_MATERIAL SHOWN_:

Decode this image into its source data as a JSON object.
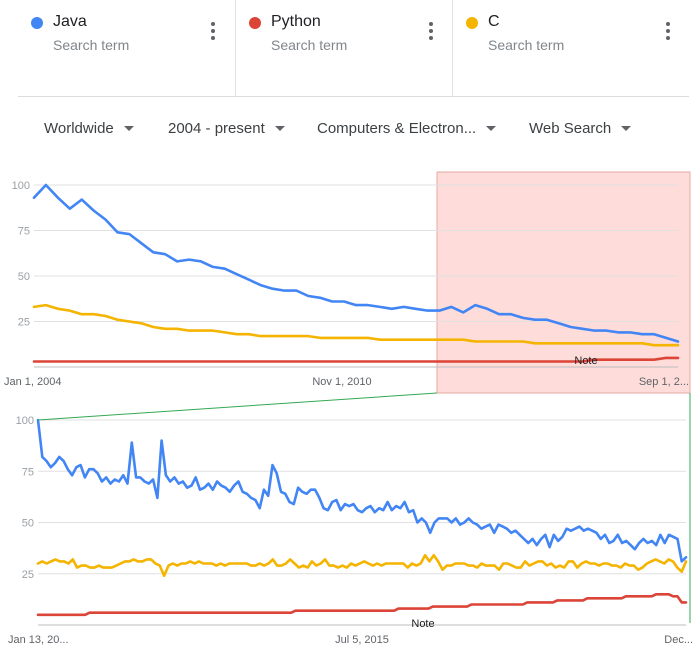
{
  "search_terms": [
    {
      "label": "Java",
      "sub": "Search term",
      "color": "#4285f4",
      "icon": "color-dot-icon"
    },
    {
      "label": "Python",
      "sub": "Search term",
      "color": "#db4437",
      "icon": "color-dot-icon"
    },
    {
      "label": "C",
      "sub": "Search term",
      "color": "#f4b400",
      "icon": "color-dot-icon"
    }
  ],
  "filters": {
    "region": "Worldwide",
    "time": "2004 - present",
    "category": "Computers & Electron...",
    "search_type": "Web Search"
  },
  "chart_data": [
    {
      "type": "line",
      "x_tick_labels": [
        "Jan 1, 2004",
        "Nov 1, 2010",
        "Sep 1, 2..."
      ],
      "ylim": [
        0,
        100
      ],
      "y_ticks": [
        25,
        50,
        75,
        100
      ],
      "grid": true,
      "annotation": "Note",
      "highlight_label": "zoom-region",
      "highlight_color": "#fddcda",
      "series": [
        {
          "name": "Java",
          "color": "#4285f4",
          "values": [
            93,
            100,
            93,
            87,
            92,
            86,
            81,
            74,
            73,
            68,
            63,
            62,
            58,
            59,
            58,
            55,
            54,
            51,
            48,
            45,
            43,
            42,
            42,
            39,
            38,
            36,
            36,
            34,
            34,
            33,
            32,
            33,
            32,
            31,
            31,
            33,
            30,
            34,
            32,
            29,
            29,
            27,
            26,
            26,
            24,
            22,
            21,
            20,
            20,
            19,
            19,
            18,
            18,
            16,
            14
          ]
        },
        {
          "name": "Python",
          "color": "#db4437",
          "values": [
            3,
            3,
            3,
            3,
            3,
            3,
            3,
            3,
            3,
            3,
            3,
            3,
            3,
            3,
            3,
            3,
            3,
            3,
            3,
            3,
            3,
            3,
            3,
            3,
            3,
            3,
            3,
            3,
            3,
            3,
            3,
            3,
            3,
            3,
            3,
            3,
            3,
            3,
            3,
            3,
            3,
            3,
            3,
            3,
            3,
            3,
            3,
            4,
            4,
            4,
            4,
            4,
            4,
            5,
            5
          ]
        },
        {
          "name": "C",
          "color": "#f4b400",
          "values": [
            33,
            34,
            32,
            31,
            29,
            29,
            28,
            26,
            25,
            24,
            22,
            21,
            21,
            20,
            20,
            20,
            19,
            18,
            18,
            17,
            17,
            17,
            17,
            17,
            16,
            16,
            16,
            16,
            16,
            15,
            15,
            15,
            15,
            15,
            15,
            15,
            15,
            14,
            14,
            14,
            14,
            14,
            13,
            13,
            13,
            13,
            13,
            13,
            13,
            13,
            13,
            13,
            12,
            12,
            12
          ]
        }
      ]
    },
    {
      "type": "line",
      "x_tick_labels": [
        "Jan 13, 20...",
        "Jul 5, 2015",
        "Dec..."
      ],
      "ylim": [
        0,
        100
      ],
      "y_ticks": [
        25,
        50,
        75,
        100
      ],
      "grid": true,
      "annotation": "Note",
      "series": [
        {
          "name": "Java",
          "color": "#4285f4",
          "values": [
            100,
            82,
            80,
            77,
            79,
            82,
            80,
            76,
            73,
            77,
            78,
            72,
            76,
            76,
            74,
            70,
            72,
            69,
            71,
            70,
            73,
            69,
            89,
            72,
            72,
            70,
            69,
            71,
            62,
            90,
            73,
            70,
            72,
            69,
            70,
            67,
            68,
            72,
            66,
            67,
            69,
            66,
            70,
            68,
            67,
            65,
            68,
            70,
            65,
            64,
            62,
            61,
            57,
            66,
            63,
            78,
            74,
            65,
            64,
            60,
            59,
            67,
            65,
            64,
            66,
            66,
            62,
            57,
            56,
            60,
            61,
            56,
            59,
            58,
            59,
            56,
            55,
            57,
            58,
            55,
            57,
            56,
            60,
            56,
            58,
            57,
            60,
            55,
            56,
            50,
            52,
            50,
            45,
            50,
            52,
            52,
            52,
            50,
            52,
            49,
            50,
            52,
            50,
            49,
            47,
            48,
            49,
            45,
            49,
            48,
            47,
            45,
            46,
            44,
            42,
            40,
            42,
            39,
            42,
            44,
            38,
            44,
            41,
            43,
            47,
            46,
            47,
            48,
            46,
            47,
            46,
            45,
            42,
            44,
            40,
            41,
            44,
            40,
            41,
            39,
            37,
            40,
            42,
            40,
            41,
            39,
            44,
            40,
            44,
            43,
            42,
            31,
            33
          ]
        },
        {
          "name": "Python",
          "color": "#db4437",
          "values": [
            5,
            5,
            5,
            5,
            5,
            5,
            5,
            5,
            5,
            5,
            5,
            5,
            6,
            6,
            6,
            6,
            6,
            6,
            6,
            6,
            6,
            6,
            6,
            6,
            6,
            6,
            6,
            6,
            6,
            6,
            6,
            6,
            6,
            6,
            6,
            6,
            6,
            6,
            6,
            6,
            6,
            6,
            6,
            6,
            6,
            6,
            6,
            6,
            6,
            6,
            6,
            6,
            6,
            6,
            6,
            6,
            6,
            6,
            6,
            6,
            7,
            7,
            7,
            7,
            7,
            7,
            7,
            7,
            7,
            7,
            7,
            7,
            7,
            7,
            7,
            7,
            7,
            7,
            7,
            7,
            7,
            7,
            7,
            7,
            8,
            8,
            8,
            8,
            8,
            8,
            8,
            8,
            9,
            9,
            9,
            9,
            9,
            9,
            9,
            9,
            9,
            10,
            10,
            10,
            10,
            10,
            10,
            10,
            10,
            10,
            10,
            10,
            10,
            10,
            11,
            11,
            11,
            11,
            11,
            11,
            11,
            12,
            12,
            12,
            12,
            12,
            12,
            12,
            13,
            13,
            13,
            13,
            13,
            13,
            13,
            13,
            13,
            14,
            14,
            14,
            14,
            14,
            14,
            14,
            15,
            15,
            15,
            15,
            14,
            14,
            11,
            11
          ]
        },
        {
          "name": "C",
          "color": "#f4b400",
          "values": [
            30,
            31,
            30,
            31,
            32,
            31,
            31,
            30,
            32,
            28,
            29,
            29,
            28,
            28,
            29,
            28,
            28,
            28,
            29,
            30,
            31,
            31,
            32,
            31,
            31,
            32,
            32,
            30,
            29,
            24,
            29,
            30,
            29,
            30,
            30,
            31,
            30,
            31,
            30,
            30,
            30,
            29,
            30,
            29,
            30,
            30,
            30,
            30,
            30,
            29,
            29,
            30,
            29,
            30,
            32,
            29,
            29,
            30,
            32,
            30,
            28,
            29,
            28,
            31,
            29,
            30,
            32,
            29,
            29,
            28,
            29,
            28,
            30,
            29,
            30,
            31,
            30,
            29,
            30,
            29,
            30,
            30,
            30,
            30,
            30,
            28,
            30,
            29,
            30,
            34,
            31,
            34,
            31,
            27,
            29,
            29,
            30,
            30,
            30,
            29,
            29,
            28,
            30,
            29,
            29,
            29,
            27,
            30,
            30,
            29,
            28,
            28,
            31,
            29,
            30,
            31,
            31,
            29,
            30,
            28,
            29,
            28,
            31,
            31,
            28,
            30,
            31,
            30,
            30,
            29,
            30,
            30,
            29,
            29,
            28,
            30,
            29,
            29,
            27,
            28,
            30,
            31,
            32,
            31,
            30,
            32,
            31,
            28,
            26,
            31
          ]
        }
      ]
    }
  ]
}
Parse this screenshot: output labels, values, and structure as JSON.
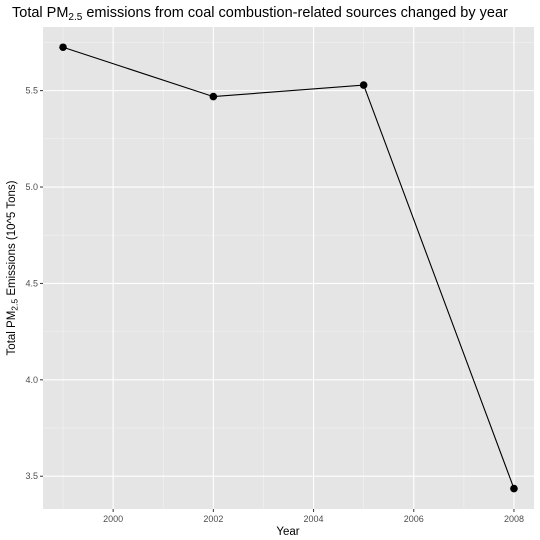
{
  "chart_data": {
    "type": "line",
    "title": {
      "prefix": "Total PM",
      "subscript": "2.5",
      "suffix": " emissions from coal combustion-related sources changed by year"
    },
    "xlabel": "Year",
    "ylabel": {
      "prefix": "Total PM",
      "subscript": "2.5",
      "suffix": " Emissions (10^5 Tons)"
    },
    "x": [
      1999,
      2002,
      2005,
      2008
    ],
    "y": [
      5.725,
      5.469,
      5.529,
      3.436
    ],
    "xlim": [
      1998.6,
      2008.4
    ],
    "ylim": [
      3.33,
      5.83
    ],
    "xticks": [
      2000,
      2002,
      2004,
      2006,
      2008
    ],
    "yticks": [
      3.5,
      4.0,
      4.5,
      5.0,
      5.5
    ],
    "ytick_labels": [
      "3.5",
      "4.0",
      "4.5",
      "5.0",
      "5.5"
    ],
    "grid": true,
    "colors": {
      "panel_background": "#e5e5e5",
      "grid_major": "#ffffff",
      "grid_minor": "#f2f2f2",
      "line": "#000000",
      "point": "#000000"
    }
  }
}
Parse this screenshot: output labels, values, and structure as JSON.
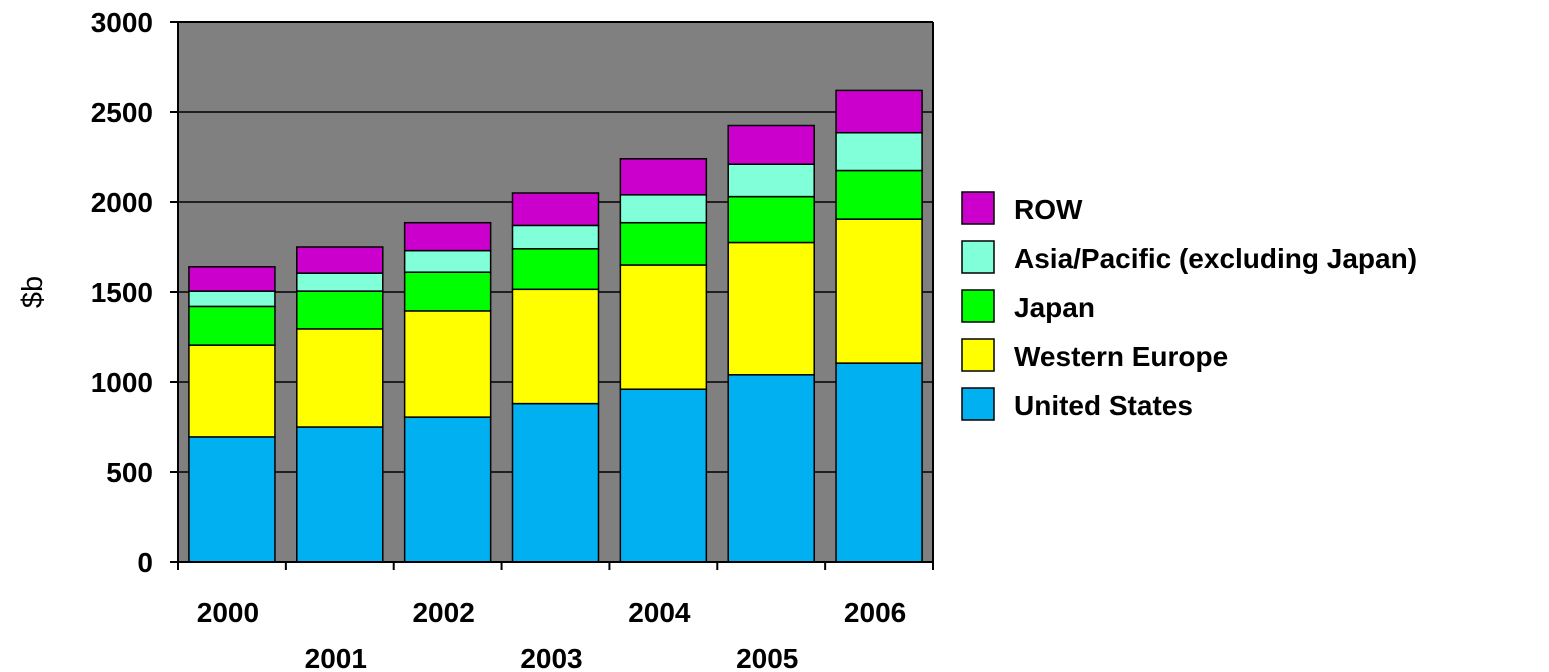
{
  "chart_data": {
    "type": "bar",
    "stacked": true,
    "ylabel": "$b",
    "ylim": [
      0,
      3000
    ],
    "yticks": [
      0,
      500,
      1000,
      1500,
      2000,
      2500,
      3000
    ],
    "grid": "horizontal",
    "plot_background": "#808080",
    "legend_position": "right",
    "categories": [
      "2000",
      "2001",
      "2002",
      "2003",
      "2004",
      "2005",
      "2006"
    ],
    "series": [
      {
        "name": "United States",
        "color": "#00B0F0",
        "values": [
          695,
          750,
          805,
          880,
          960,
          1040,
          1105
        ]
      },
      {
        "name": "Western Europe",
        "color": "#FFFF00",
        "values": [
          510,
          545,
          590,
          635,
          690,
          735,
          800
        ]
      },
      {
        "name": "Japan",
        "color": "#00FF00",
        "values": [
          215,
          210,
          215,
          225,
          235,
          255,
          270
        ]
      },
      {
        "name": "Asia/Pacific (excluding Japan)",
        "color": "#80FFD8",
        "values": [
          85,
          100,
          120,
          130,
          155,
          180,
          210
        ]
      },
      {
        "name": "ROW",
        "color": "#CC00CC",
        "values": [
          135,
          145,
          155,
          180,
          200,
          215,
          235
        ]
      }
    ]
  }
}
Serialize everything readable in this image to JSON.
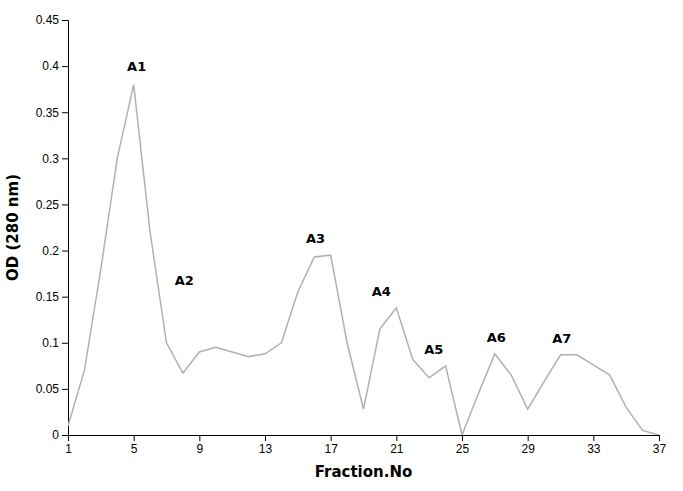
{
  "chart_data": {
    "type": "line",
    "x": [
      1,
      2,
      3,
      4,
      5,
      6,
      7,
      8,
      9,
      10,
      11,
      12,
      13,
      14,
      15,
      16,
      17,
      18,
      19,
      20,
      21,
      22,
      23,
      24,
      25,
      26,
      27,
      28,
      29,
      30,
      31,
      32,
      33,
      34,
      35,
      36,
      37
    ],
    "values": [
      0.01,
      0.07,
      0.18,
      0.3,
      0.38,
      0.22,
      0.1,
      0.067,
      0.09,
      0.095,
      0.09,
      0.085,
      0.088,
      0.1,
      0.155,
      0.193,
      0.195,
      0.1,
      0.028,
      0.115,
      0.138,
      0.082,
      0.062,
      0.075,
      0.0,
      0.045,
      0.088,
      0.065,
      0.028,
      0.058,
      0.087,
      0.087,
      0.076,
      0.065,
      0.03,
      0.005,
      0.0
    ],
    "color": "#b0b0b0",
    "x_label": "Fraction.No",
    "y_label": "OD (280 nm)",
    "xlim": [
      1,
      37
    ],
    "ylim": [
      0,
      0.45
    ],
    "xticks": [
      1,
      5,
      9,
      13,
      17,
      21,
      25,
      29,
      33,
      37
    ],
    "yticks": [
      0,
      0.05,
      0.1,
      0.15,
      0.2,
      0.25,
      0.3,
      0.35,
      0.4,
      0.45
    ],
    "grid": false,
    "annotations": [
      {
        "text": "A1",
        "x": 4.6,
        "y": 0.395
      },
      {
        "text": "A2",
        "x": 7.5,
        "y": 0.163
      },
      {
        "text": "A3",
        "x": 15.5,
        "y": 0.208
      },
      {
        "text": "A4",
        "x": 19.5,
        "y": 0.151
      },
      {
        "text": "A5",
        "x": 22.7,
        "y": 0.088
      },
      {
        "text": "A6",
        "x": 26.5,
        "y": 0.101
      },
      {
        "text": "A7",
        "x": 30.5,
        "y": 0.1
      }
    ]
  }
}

_EXERCISE OBJECTIVE_:
Lines holding the word "name" in the entries above are the ones to pull out. Copy them all.

_EXERCISE RESPONSE_:
          "name": "Java",
          "name": "Python",
          "name": "C",
          "name": "Java",
          "name": "Python",
          "name": "C",
        "name": "United States",
        "name": "Western Europe",
        "name": "Japan",
        "name": "Asia/Pacific (excluding Japan)",
        "name": "ROW",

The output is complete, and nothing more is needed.